Time dilation, Daylight Saving Time and Other Mysteries of Time

 

In 1983, Ohio State University historian Stephen Kern wrote The Culture of Time and Space, 1880-1918, a book which talked about the sweeping changes in technology and culture that reshaped life, including the theory of relativity and introduction of Sir Sandford Fleming’s worldwide Standard Time – and an onrush of technics, including telephone, electric lighting, steamships, skyscrapers, bicycles, cinema, airplanes, X-rays, machine guns, as well as cultural innovations that shattered older forms of art and thought, such as the stream-of-consciousness novel, psychoanalysis, Cubism, simultaneous poetry. All of these things created new ways of understanding and experiencing time and space during that almost 40-year period ending with the end of the First World War. Kern’s argument is that in the modern preoccupation with speed, especially with the fast and impersonal telegraph, international diplomacy broke down in July 1914, leading to the outbreak of the First World War the following month.

In physics, according to Albert Einstein’s 1905 theory of special relativity (SR), motion in space alters the flow of time, creating a time dilation, speeding up or slowing down time, because as you move through space, time itself is measured differently for the moving object than the unmoving object. This, in theory, would allow time travel within the known laws of physics into the future, not into the past.

I had a very odd experience, more akin to what Kern wrote about 33 years ago than Einsteinian physics, I suppose, where time was a product of perception – in this instance slowing down, rather than speeding up – back on Feb. 9, 2015, when I began working as a library clerk on the new Thompson campus of University College of the North (UCN) at the intersection of Thompson Drive North and UCN Drive.

I decided, probably not wisely in retrospect, to bicycle to work my first night, taking the then newly paved but snow-covered two-lane multi-use boulevard pathway for pedestrians and cyclists that then ran pretty much from behind my house all the way down to UCN (it now runs even further to Cree Road). While I had been riding all winter, very little of it until that point had been on the multi-use boulevard pathway toward UCN. I was also using an unfamiliar bicycle with some chain-dropping problems that first night.

The result was too little time and heavy exertion, not wanting to be late for work my first night. I thought I had given myself plenty of time for my 6:30 p.m. start, but conditions were more adverse than I anticipated. The ride is two kilometres, the last half kilometre or so from about the Giant Tiger department store to campus.

### Information provided
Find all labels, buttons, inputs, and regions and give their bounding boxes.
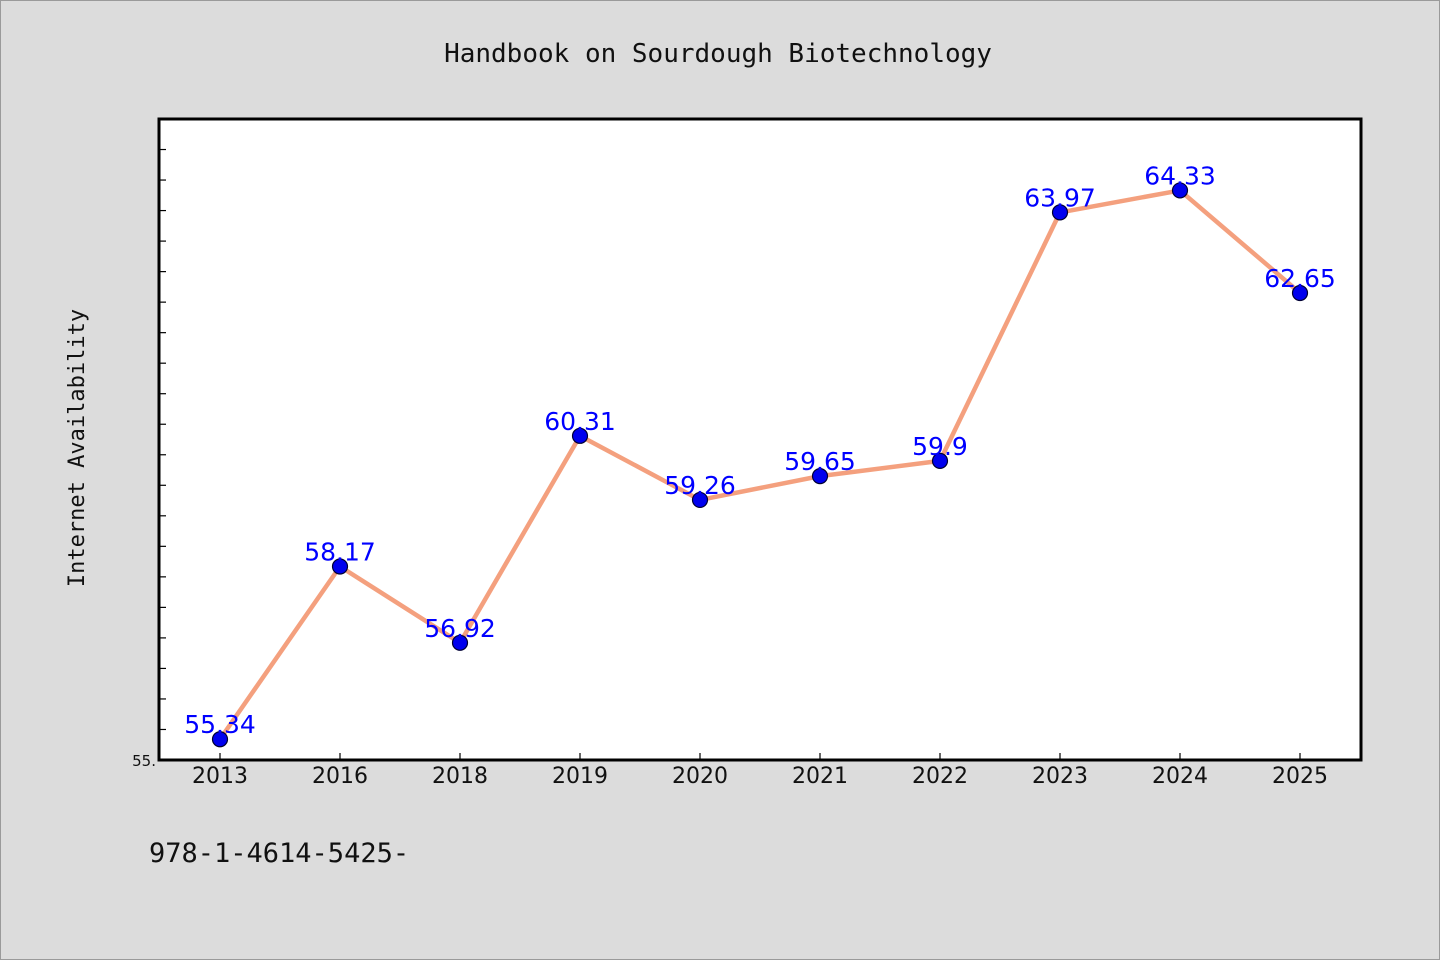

### Instructions
1. Write out everything in the passage on time from "I decided, probably" down to "that first night.".
2. According to the passage on time, in what year did Stephen Kern write The Culture of Time and Space, 1880-1918?

### Answers
1.
I decided, probably not wisely in retrospect, to bicycle to work my first night, taking the then newly paved but snow-covered two-lane multi-use boulevard pathway for pedestrians and cyclists that then ran pretty much from behind my house all the way down to UCN (it now runs even further to Cree Road). While I had been riding all winter, very little of it until that point had been on the multi-use boulevard pathway toward UCN. I was also using an unfamiliar bicycle with some chain-dropping problems that first night.

2. 1983